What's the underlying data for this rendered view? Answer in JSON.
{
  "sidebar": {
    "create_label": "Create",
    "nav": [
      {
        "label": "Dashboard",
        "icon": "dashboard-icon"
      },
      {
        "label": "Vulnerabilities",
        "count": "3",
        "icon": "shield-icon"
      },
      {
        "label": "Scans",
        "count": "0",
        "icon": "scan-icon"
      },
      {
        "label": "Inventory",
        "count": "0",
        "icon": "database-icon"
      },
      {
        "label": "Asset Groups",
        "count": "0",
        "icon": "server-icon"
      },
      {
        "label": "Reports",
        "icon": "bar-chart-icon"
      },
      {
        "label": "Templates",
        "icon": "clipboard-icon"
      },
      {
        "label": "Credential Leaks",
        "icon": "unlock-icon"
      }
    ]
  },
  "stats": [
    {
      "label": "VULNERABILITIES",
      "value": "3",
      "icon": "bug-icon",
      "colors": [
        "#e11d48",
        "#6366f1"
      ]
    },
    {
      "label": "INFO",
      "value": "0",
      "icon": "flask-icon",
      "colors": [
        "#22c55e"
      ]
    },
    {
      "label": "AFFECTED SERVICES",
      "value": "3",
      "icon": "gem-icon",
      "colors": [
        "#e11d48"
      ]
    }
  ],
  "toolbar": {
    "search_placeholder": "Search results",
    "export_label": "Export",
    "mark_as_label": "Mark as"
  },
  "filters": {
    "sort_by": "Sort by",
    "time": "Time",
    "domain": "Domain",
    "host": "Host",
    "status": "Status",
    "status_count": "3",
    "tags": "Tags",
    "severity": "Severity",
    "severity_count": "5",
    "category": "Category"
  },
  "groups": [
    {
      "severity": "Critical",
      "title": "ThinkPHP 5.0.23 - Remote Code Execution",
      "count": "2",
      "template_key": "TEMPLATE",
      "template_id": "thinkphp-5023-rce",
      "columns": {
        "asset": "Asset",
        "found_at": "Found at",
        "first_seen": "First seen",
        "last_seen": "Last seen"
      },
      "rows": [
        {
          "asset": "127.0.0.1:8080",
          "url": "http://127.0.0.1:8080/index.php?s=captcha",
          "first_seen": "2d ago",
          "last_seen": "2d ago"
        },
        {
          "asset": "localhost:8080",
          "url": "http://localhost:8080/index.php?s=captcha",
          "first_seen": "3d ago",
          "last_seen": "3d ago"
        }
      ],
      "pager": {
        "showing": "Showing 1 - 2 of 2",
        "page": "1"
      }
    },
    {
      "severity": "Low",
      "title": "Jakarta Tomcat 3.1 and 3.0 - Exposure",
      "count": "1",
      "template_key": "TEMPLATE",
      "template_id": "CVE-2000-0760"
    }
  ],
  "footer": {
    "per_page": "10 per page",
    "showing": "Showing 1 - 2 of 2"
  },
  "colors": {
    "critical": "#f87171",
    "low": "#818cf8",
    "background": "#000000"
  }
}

────────────────────────────────────────

§ **Objective**
Return each line among the entries that holds the word "showing".

§ **Final result**
        "showing": "Showing 1 - 2 of 2",
    "showing": "Showing 1 - 2 of 2"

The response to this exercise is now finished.